• _The task_:
Repeat the entries below exactly as they appear, with no pictures.

A block of data
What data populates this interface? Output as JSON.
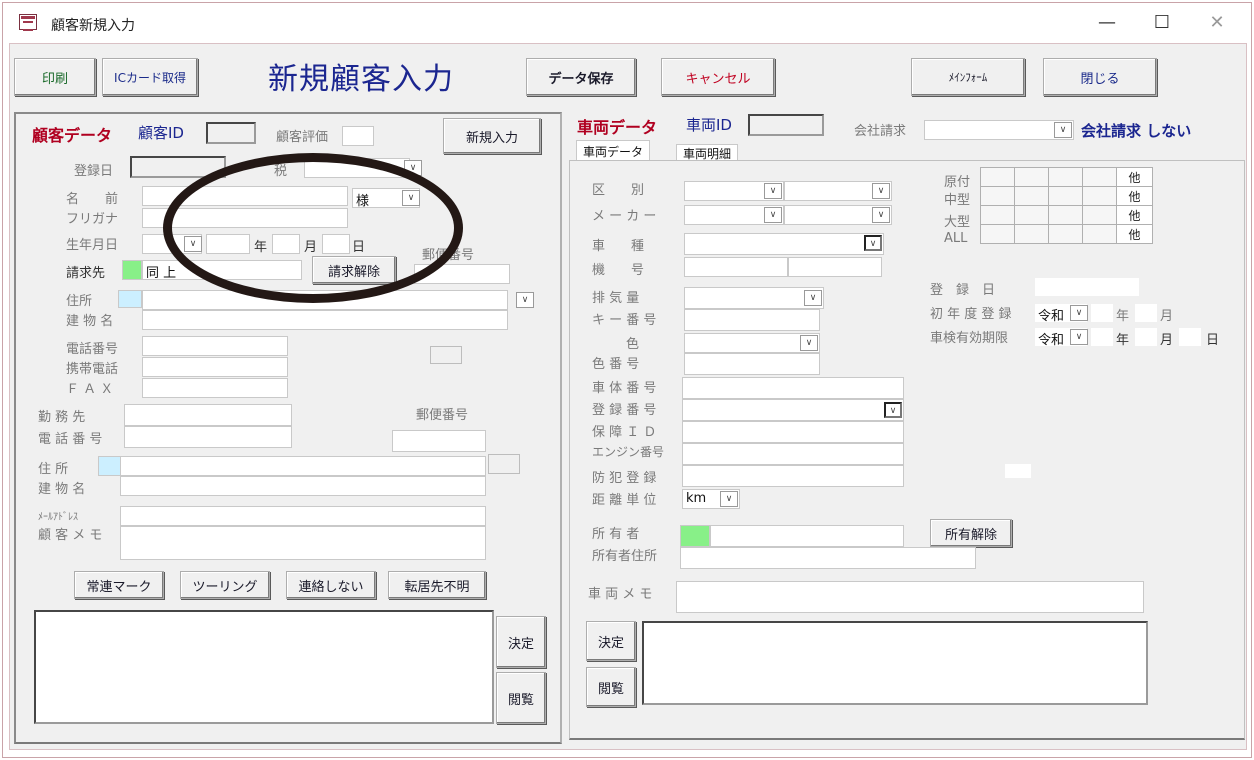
{
  "window": {
    "title": "顧客新規入力",
    "controls": {
      "minimize": "—",
      "maximize": "☐",
      "close": "✕"
    }
  },
  "toolbar": {
    "print": "印刷",
    "ic_card": "ICカード取得",
    "heading": "新規顧客入力",
    "save": "データ保存",
    "cancel": "キャンセル",
    "main_form": "ﾒｲﾝﾌｫｰﾑ",
    "close": "閉じる"
  },
  "customer": {
    "section_title": "顧客データ",
    "id_label": "顧客ID",
    "rating_label": "顧客評価",
    "new_entry_button": "新規入力",
    "reg_date_label": "登録日",
    "tax_label": "税",
    "name_label": "名　　前",
    "honorific": "様",
    "furigana_label": "フリガナ",
    "birth_label": "生年月日",
    "year": "年",
    "month": "月",
    "day": "日",
    "postal_label": "郵便番号",
    "billing_label": "請求先",
    "billing_value": "同 上",
    "billing_release": "請求解除",
    "address_label": "住所",
    "building_label": "建 物 名",
    "phone_label": "電話番号",
    "mobile_label": "携帯電話",
    "fax_label": "Ｆ Ａ Ｘ",
    "work_label": "勤 務 先",
    "work_phone_label": "電 話 番 号",
    "work_postal_label": "郵便番号",
    "work_address_label": "住 所",
    "work_building_label": "建 物 名",
    "email_label": "ﾒｰﾙｱﾄﾞﾚｽ",
    "memo_label": "顧 客 メ モ",
    "buttons": [
      "常連マーク",
      "ツーリング",
      "連絡しない",
      "転居先不明"
    ],
    "decide": "決定",
    "browse": "閲覧"
  },
  "vehicle": {
    "section_title": "車両データ",
    "id_label": "車両ID",
    "company_billing_label": "会社請求",
    "company_billing_status": "会社請求 しない",
    "tabs": [
      "車両データ",
      "車両明細"
    ],
    "classification": "区　　別",
    "maker": "メ ー カ ー",
    "model": "車　　種",
    "machine_no": "機　　号",
    "displacement": "排 気 量",
    "key_no": "キ ー 番 号",
    "color": "色",
    "color_no": "色 番 号",
    "frame_no": "車 体 番 号",
    "reg_no": "登 録 番 号",
    "warranty_id": "保 障 Ｉ Ｄ",
    "engine_no": "エンジン番号",
    "theft_reg": "防 犯 登 録",
    "distance_unit": "距 離 単 位",
    "distance_unit_value": "km",
    "owner": "所 有 者",
    "owner_address": "所有者住所",
    "owner_release": "所有解除",
    "memo": "車 両 メ モ",
    "grid_rows": [
      "原付",
      "中型",
      "大型",
      "ALL"
    ],
    "grid_other": "他",
    "reg_date": "登　録　日",
    "first_reg": "初 年 度 登 録",
    "inspection": "車検有効期限",
    "era": "令和",
    "year": "年",
    "month": "月",
    "day": "日",
    "decide": "決定",
    "browse": "閲覧"
  }
}
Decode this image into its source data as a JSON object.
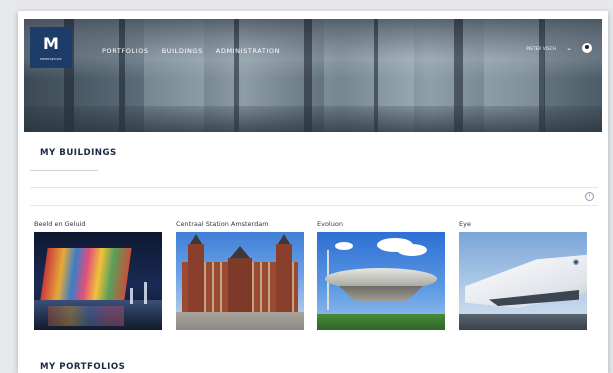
{
  "header": {
    "logo_text": "M",
    "logo_subtext": "MEERSPOOR",
    "nav": [
      "PORTFOLIOS",
      "BUILDINGS",
      "ADMINISTRATION"
    ],
    "username": "PIETER VISCH",
    "user_menu_icon": "chevron-down-icon",
    "avatar_icon": "user-avatar-icon"
  },
  "buildings_section": {
    "title": "MY BUILDINGS",
    "info_icon": "i",
    "items": [
      {
        "name": "Beeld en Geluid"
      },
      {
        "name": "Centraal Station Amsterdam"
      },
      {
        "name": "Evoluon"
      },
      {
        "name": "Eye"
      }
    ]
  },
  "portfolios_section": {
    "title": "MY PORTFOLIOS"
  },
  "colors": {
    "brand": "#1d3c6a",
    "heading": "#1b2a41",
    "page_bg": "#e6e8ec"
  }
}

• _Finished task_:
What data populates this interface? Output as JSON.
{
  "window": {
    "title": "顧客新規入力",
    "controls": {
      "minimize": "—",
      "maximize": "☐",
      "close": "✕"
    }
  },
  "toolbar": {
    "print": "印刷",
    "ic_card": "ICカード取得",
    "heading": "新規顧客入力",
    "save": "データ保存",
    "cancel": "キャンセル",
    "main_form": "ﾒｲﾝﾌｫｰﾑ",
    "close": "閉じる"
  },
  "customer": {
    "section_title": "顧客データ",
    "id_label": "顧客ID",
    "rating_label": "顧客評価",
    "new_entry_button": "新規入力",
    "reg_date_label": "登録日",
    "tax_label": "税",
    "name_label": "名　　前",
    "honorific": "様",
    "furigana_label": "フリガナ",
    "birth_label": "生年月日",
    "year": "年",
    "month": "月",
    "day": "日",
    "postal_label": "郵便番号",
    "billing_label": "請求先",
    "billing_value": "同 上",
    "billing_release": "請求解除",
    "address_label": "住所",
    "building_label": "建 物 名",
    "phone_label": "電話番号",
    "mobile_label": "携帯電話",
    "fax_label": "Ｆ Ａ Ｘ",
    "work_label": "勤 務 先",
    "work_phone_label": "電 話 番 号",
    "work_postal_label": "郵便番号",
    "work_address_label": "住 所",
    "work_building_label": "建 物 名",
    "email_label": "ﾒｰﾙｱﾄﾞﾚｽ",
    "memo_label": "顧 客 メ モ",
    "buttons": [
      "常連マーク",
      "ツーリング",
      "連絡しない",
      "転居先不明"
    ],
    "decide": "決定",
    "browse": "閲覧"
  },
  "vehicle": {
    "section_title": "車両データ",
    "id_label": "車両ID",
    "company_billing_label": "会社請求",
    "company_billing_status": "会社請求 しない",
    "tabs": [
      "車両データ",
      "車両明細"
    ],
    "classification": "区　　別",
    "maker": "メ ー カ ー",
    "model": "車　　種",
    "machine_no": "機　　号",
    "displacement": "排 気 量",
    "key_no": "キ ー 番 号",
    "color": "色",
    "color_no": "色 番 号",
    "frame_no": "車 体 番 号",
    "reg_no": "登 録 番 号",
    "warranty_id": "保 障 Ｉ Ｄ",
    "engine_no": "エンジン番号",
    "theft_reg": "防 犯 登 録",
    "distance_unit": "距 離 単 位",
    "distance_unit_value": "km",
    "owner": "所 有 者",
    "owner_address": "所有者住所",
    "owner_release": "所有解除",
    "memo": "車 両 メ モ",
    "grid_rows": [
      "原付",
      "中型",
      "大型",
      "ALL"
    ],
    "grid_other": "他",
    "reg_date": "登　録　日",
    "first_reg": "初 年 度 登 録",
    "inspection": "車検有効期限",
    "era": "令和",
    "year": "年",
    "month": "月",
    "day": "日",
    "decide": "決定",
    "browse": "閲覧"
  }
}
Decode this image into its source data as a JSON object.
{
  "header": {
    "logo_text": "M",
    "logo_subtext": "MEERSPOOR",
    "nav": [
      "PORTFOLIOS",
      "BUILDINGS",
      "ADMINISTRATION"
    ],
    "username": "PIETER VISCH",
    "user_menu_icon": "chevron-down-icon",
    "avatar_icon": "user-avatar-icon"
  },
  "buildings_section": {
    "title": "MY BUILDINGS",
    "info_icon": "i",
    "items": [
      {
        "name": "Beeld en Geluid"
      },
      {
        "name": "Centraal Station Amsterdam"
      },
      {
        "name": "Evoluon"
      },
      {
        "name": "Eye"
      }
    ]
  },
  "portfolios_section": {
    "title": "MY PORTFOLIOS"
  },
  "colors": {
    "brand": "#1d3c6a",
    "heading": "#1b2a41",
    "page_bg": "#e6e8ec"
  }
}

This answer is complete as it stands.